- [Exercise instructions] Examine each line of the data. Copy those that contain the string "structure".

- [Data entries]
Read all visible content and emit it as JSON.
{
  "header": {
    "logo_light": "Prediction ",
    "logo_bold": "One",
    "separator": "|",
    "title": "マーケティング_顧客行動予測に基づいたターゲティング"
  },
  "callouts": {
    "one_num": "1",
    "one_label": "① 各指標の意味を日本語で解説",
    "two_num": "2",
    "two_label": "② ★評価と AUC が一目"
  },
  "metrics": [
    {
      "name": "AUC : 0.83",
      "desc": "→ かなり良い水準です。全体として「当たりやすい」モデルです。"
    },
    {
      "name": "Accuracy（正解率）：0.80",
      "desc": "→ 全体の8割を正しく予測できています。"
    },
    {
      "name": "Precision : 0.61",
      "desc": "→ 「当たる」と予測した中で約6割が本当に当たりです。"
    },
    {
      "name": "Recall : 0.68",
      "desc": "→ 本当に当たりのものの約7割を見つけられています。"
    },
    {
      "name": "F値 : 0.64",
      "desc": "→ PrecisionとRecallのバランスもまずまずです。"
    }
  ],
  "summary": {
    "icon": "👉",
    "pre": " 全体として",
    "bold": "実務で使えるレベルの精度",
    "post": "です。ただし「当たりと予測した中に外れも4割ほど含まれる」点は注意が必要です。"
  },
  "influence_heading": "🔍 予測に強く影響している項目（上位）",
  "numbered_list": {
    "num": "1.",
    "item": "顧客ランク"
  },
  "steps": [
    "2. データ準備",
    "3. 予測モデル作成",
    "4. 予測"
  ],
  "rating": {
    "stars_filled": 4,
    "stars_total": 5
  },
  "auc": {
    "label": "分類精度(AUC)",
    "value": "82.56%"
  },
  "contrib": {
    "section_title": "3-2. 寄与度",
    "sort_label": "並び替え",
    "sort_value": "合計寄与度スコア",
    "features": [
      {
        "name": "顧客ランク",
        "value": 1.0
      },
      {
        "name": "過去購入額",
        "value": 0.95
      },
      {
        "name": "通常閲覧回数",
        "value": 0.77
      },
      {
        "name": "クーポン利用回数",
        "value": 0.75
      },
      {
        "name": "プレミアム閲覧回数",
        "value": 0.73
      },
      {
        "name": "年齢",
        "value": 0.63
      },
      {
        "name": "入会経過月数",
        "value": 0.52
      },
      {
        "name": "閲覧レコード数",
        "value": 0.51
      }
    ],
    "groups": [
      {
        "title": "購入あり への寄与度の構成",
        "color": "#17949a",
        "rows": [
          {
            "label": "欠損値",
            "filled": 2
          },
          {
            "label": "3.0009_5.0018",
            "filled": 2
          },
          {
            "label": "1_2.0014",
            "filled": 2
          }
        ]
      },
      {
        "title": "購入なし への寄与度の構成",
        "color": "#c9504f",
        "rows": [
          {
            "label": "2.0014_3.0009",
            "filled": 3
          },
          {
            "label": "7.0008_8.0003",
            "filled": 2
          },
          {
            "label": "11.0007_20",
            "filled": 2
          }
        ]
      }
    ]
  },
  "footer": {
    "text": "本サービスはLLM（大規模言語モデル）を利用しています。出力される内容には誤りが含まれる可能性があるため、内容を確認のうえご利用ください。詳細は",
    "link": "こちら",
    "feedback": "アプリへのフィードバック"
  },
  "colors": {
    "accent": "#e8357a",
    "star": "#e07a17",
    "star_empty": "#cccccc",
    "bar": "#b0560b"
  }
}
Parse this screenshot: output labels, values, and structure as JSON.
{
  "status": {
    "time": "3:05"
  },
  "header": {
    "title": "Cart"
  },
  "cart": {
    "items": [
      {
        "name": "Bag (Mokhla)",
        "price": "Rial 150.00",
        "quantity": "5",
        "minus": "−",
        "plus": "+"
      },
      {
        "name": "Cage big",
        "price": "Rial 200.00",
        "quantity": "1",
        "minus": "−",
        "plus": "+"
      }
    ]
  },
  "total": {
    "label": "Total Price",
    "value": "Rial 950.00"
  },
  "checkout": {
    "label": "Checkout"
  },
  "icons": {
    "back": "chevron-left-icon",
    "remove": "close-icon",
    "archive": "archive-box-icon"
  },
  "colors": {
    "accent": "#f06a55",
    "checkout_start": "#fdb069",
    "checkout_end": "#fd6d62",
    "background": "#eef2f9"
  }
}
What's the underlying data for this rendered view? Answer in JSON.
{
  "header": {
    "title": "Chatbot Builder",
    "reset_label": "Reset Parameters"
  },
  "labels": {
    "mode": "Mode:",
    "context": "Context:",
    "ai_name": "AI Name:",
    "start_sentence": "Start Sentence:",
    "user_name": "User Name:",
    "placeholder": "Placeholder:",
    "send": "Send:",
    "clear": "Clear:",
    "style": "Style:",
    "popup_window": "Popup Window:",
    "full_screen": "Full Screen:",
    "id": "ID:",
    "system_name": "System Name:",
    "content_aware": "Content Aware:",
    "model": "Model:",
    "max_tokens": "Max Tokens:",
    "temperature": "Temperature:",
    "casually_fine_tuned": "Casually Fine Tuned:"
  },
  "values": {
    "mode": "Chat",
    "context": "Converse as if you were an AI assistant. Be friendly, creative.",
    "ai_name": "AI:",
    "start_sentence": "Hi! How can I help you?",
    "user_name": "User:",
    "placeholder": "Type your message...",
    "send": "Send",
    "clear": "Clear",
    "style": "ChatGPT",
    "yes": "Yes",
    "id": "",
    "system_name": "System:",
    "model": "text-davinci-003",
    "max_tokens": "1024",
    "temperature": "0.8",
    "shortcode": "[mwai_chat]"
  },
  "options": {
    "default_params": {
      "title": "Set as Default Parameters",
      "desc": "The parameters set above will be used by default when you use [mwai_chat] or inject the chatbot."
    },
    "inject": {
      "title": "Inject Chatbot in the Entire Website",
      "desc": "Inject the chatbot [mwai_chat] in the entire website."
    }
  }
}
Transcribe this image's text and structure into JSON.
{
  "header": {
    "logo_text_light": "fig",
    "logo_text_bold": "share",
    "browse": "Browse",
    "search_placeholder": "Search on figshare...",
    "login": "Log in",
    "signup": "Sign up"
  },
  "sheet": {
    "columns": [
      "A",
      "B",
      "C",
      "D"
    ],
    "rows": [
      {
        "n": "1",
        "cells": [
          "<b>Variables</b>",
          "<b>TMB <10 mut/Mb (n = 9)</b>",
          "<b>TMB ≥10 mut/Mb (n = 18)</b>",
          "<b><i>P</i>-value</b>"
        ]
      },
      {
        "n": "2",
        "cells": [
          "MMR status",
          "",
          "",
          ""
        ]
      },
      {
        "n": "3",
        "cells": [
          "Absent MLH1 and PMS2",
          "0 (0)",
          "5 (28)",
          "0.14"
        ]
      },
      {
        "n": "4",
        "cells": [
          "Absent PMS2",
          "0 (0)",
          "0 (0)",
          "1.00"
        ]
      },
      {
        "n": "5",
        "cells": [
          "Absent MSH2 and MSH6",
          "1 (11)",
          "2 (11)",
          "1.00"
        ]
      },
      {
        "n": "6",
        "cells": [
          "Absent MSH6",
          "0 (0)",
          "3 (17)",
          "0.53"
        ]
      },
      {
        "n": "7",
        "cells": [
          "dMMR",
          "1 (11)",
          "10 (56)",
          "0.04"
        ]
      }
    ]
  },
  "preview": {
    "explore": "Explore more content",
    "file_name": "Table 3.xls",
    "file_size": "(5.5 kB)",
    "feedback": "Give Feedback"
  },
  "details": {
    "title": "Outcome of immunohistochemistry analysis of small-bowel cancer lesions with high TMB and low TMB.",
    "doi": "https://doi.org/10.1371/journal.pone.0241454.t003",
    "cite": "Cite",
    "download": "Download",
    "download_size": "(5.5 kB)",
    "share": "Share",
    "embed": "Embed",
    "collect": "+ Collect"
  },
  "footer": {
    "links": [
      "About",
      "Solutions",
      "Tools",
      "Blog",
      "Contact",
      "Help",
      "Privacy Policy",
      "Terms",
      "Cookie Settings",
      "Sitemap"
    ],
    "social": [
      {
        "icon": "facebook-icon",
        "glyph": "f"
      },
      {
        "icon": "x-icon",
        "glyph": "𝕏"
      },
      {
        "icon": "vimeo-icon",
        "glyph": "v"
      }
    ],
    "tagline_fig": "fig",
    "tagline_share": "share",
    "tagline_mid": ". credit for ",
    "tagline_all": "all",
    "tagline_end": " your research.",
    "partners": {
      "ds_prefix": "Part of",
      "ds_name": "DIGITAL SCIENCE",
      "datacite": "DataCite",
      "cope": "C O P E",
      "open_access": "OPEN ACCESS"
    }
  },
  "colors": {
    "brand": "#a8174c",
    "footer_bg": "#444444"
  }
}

- [Answer below]
Parse this screenshot: output labels, values, and structure as JSON.
Transcribe this image's text and structure into JSON.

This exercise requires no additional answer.